- **TASK PROMPT**
Output each entry exactly; skip nothing.

- **DATA SHOWN**

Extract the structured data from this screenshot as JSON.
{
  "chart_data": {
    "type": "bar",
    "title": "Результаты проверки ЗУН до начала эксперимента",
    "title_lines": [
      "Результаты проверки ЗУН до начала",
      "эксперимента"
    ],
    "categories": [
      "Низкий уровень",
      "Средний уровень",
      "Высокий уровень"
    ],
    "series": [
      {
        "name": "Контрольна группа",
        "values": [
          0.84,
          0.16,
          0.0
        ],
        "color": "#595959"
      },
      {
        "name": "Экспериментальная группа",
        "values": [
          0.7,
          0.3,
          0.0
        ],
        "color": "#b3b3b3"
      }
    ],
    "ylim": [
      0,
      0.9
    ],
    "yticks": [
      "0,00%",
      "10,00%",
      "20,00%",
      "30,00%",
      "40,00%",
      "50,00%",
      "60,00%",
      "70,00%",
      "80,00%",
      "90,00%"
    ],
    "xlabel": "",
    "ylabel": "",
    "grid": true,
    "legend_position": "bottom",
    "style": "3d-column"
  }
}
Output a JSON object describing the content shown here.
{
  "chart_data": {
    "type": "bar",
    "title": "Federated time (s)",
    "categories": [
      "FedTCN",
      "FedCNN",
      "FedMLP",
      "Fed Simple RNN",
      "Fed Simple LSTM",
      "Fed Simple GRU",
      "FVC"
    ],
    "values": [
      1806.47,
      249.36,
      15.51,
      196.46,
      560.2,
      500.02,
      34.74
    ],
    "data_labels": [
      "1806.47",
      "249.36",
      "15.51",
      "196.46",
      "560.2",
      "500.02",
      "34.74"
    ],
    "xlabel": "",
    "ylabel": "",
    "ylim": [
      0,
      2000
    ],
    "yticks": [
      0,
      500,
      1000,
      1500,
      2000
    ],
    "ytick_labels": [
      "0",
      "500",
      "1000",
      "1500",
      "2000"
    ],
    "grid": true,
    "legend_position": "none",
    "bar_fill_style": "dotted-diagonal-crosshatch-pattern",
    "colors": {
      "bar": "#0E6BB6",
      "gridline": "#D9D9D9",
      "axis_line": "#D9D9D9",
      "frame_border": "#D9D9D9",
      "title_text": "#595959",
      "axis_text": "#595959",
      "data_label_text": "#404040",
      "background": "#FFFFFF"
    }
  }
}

- **PROBLEM SOLUTION**
Extract the structured data from this screenshot as JSON.
{
  "chart_data": {
    "type": "bar",
    "title": "Результаты проверки ЗУН до начала эксперимента",
    "title_lines": [
      "Результаты проверки ЗУН до начала",
      "эксперимента"
    ],
    "categories": [
      "Низкий уровень",
      "Средний уровень",
      "Высокий уровень"
    ],
    "series": [
      {
        "name": "Контрольна группа",
        "values": [
          0.84,
          0.16,
          0.0
        ],
        "color": "#595959"
      },
      {
        "name": "Экспериментальная группа",
        "values": [
          0.7,
          0.3,
          0.0
        ],
        "color": "#b3b3b3"
      }
    ],
    "ylim": [
      0,
      0.9
    ],
    "yticks": [
      "0,00%",
      "10,00%",
      "20,00%",
      "30,00%",
      "40,00%",
      "50,00%",
      "60,00%",
      "70,00%",
      "80,00%",
      "90,00%"
    ],
    "xlabel": "",
    "ylabel": "",
    "grid": true,
    "legend_position": "bottom",
    "style": "3d-column"
  }
}
Output a JSON object describing the content shown here.
{
  "chart_data": {
    "type": "bar",
    "title": "Federated time (s)",
    "categories": [
      "FedTCN",
      "FedCNN",
      "FedMLP",
      "Fed Simple RNN",
      "Fed Simple LSTM",
      "Fed Simple GRU",
      "FVC"
    ],
    "values": [
      1806.47,
      249.36,
      15.51,
      196.46,
      560.2,
      500.02,
      34.74
    ],
    "data_labels": [
      "1806.47",
      "249.36",
      "15.51",
      "196.46",
      "560.2",
      "500.02",
      "34.74"
    ],
    "xlabel": "",
    "ylabel": "",
    "ylim": [
      0,
      2000
    ],
    "yticks": [
      0,
      500,
      1000,
      1500,
      2000
    ],
    "ytick_labels": [
      "0",
      "500",
      "1000",
      "1500",
      "2000"
    ],
    "grid": true,
    "legend_position": "none",
    "bar_fill_style": "dotted-diagonal-crosshatch-pattern",
    "colors": {
      "bar": "#0E6BB6",
      "gridline": "#D9D9D9",
      "axis_line": "#D9D9D9",
      "frame_border": "#D9D9D9",
      "title_text": "#595959",
      "axis_text": "#595959",
      "data_label_text": "#404040",
      "background": "#FFFFFF"
    }
  }
}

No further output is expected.